**Exercise instructions:**
Find the word "орбиту" in the data. Return every line where it appears.

Stored entries
_ _ _ _

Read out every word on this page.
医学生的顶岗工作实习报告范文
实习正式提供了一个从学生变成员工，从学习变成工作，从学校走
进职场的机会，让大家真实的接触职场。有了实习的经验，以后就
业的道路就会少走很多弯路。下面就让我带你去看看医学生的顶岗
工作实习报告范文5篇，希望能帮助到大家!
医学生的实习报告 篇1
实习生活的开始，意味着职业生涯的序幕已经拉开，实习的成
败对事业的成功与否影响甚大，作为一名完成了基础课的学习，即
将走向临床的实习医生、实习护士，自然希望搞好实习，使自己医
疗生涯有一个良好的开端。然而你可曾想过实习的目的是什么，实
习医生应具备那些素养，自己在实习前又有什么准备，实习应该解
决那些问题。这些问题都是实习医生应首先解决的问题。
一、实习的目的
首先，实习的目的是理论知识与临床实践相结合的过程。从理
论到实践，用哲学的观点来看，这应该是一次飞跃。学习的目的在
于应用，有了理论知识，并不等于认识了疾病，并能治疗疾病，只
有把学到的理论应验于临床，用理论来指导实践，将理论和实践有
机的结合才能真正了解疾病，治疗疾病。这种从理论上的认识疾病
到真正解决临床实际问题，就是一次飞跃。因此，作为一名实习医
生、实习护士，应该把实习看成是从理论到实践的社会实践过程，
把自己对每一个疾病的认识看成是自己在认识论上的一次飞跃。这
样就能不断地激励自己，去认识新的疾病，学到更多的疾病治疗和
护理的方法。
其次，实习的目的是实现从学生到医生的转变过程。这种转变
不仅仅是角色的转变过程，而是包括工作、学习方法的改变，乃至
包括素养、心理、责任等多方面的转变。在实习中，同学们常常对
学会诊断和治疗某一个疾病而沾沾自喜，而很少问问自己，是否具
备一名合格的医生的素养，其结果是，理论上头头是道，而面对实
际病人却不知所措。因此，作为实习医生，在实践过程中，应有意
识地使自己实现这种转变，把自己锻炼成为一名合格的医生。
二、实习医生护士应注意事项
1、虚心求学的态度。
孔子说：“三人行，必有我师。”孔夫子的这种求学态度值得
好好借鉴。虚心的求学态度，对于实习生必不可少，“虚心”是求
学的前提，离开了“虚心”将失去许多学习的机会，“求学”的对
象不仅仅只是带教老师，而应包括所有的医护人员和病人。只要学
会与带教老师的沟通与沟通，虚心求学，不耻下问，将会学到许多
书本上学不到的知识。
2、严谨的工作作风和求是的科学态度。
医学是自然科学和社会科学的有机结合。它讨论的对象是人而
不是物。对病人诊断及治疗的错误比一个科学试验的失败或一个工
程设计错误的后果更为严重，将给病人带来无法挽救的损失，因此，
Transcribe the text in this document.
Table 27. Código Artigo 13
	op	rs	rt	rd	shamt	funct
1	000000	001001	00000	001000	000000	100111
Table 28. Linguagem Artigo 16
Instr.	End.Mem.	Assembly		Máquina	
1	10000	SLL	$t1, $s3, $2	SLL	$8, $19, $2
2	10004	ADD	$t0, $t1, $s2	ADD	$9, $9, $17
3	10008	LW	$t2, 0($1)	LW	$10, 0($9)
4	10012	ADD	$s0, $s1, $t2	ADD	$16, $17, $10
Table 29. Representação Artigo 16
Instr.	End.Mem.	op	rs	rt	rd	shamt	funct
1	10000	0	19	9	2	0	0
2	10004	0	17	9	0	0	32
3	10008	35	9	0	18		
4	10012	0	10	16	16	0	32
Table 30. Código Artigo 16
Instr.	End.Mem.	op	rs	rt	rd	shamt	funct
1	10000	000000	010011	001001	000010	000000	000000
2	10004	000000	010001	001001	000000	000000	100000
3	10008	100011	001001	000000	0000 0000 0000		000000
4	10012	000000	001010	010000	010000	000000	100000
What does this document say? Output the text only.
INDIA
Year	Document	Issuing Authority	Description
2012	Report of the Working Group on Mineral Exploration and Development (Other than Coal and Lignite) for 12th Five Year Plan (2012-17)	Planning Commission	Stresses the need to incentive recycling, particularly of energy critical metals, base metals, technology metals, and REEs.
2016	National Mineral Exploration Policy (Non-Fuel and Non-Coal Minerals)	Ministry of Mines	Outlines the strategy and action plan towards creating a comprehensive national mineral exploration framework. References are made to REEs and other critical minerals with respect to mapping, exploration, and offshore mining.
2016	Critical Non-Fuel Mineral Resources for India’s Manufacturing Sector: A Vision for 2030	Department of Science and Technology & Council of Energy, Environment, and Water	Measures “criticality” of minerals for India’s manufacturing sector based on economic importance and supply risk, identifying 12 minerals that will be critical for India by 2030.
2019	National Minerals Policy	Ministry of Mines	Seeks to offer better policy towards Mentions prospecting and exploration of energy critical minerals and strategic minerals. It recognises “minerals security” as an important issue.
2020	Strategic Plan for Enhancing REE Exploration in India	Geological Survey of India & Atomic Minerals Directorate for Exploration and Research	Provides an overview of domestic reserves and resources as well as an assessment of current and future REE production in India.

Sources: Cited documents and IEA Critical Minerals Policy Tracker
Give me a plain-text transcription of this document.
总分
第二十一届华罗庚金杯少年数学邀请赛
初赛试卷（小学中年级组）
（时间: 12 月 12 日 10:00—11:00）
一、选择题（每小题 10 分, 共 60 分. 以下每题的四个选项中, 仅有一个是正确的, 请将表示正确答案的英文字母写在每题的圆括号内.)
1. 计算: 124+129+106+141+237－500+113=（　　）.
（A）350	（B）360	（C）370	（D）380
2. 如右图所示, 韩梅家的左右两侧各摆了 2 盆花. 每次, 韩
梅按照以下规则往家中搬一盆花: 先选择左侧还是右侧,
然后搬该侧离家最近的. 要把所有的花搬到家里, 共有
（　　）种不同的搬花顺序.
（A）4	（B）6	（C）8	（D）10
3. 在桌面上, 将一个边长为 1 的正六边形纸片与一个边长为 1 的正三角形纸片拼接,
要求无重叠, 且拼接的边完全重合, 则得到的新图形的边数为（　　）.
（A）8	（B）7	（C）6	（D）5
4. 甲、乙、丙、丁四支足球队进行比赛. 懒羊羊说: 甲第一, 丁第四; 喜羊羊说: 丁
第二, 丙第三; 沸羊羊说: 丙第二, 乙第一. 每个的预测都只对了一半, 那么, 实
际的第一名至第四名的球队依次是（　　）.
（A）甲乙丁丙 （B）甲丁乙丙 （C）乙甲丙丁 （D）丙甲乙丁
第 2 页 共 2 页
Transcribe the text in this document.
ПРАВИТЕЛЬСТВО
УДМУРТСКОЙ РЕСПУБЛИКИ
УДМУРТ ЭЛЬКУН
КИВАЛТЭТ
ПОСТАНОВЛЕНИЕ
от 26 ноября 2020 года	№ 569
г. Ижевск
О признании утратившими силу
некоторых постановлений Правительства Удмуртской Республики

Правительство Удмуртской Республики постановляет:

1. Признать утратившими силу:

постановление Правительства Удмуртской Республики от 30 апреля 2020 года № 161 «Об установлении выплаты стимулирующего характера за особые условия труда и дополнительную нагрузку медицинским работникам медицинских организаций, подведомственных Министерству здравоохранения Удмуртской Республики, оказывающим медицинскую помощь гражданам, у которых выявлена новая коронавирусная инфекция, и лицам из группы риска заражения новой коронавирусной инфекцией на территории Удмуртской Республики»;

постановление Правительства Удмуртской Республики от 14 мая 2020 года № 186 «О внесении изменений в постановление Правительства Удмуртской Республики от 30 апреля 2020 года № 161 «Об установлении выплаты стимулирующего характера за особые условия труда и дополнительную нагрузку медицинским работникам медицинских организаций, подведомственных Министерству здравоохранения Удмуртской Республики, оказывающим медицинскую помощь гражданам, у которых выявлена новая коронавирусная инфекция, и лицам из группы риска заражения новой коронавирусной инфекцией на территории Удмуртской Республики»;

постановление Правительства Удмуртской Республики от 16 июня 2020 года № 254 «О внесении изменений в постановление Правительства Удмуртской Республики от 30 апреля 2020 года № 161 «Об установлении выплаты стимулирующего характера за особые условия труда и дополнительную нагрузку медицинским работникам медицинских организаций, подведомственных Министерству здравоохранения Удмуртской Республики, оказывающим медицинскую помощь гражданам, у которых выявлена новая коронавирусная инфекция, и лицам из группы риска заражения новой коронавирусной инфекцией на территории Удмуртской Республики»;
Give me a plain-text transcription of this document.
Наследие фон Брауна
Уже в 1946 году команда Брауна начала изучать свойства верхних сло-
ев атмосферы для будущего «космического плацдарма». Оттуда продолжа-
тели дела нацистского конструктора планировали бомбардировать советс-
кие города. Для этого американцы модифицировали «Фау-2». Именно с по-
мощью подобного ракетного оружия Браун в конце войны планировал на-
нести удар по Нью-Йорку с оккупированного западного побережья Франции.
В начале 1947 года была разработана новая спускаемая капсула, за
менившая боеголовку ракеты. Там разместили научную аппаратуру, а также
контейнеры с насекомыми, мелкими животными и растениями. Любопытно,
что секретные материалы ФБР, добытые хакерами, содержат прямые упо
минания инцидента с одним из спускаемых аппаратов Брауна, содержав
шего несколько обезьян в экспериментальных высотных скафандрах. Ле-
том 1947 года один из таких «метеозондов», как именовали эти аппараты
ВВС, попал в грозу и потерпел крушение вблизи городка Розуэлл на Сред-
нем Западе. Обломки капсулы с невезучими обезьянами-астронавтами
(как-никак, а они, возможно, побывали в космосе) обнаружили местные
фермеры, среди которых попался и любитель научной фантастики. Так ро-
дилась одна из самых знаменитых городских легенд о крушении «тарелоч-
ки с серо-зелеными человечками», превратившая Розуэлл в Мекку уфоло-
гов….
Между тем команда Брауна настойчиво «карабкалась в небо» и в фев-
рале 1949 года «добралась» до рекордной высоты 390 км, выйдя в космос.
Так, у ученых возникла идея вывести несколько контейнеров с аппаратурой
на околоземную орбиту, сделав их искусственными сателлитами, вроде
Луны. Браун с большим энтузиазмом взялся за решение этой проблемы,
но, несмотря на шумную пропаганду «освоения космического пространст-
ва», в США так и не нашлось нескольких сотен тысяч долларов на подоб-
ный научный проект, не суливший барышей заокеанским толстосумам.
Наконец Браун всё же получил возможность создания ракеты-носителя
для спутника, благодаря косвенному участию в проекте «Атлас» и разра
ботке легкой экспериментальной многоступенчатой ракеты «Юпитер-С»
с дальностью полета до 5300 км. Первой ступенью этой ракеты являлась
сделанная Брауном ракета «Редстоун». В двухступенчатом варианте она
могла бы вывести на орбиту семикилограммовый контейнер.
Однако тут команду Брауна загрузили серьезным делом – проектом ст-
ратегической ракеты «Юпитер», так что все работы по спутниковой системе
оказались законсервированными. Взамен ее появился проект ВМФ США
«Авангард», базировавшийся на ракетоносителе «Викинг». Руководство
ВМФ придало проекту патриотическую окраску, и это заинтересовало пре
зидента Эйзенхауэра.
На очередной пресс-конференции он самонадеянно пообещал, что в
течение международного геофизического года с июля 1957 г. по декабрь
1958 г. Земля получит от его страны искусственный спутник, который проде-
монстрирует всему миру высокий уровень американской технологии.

_ _ _ _

**Written reply:**
на околоземную орбиту, сделав их искусственными сателлитами, вроде
могла бы вывести на орбиту семикилограммовый контейнер.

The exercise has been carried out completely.